-- Written instruction --
Transcribe everything in the data word for word. Pictures are left out.

-- Information given --
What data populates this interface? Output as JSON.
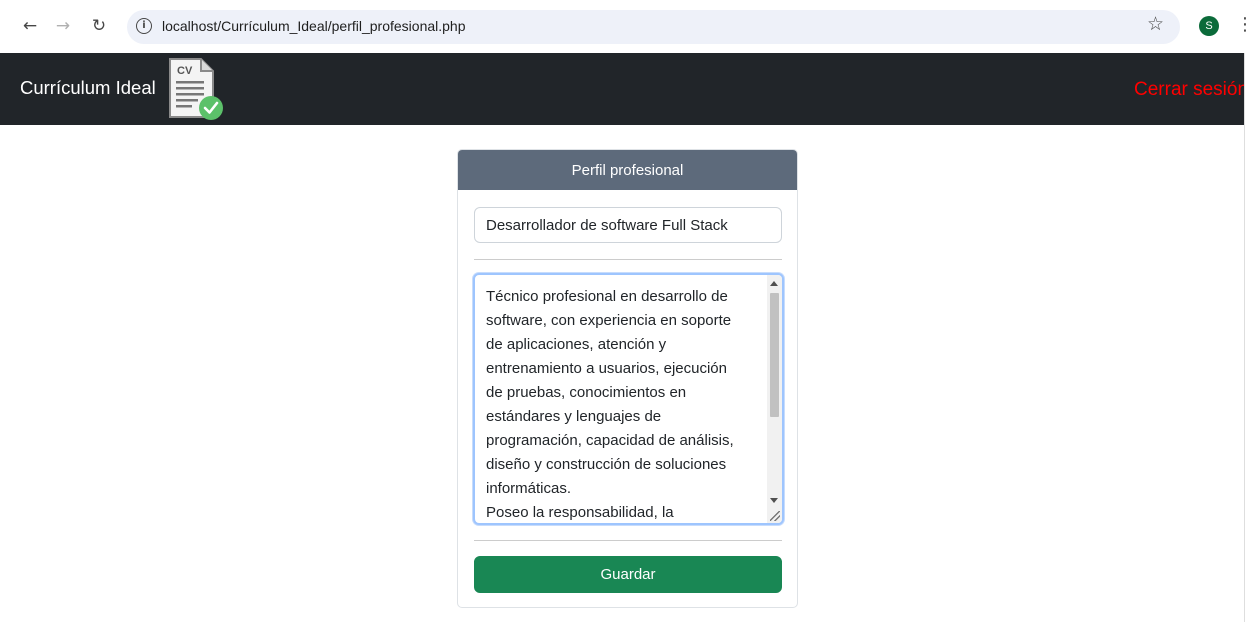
{
  "browser": {
    "back_icon": "arrow-left-icon",
    "forward_icon": "arrow-right-icon",
    "reload_icon": "reload-icon",
    "info_icon": "info-icon",
    "url": "localhost/Currículum_Ideal/perfil_profesional.php",
    "bookmark_icon": "star-icon",
    "profile_initial": "S",
    "menu_icon": "kebab-menu-icon"
  },
  "navbar": {
    "brand": "Currículum Ideal",
    "logo_text": "CV",
    "logout": "Cerrar sesión",
    "logout_color": "#ff0000"
  },
  "card": {
    "header": "Perfil profesional",
    "title_value": "Desarrollador de software Full Stack",
    "summary_text": "Técnico profesional en desarrollo de\nsoftware, con experiencia en soporte\nde aplicaciones, atención y\nentrenamiento a usuarios, ejecución\nde pruebas, conocimientos en\nestándares y lenguajes de\nprogramación, capacidad de análisis,\ndiseño y construcción de soluciones\ninformáticas.\nPoseo la responsabilidad, la",
    "save_label": "Guardar",
    "save_color": "#198754"
  }
}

-- Output of the task --
What data populates this interface? Output as JSON.
{
  "browser": {
    "back_icon": "arrow-left-icon",
    "forward_icon": "arrow-right-icon",
    "reload_icon": "reload-icon",
    "info_icon": "info-icon",
    "url": "localhost/Currículum_Ideal/perfil_profesional.php",
    "bookmark_icon": "star-icon",
    "profile_initial": "S",
    "menu_icon": "kebab-menu-icon"
  },
  "navbar": {
    "brand": "Currículum Ideal",
    "logo_text": "CV",
    "logout": "Cerrar sesión",
    "logout_color": "#ff0000"
  },
  "card": {
    "header": "Perfil profesional",
    "title_value": "Desarrollador de software Full Stack",
    "summary_text": "Técnico profesional en desarrollo de\nsoftware, con experiencia en soporte\nde aplicaciones, atención y\nentrenamiento a usuarios, ejecución\nde pruebas, conocimientos en\nestándares y lenguajes de\nprogramación, capacidad de análisis,\ndiseño y construcción de soluciones\ninformáticas.\nPoseo la responsabilidad, la",
    "save_label": "Guardar",
    "save_color": "#198754"
  }
}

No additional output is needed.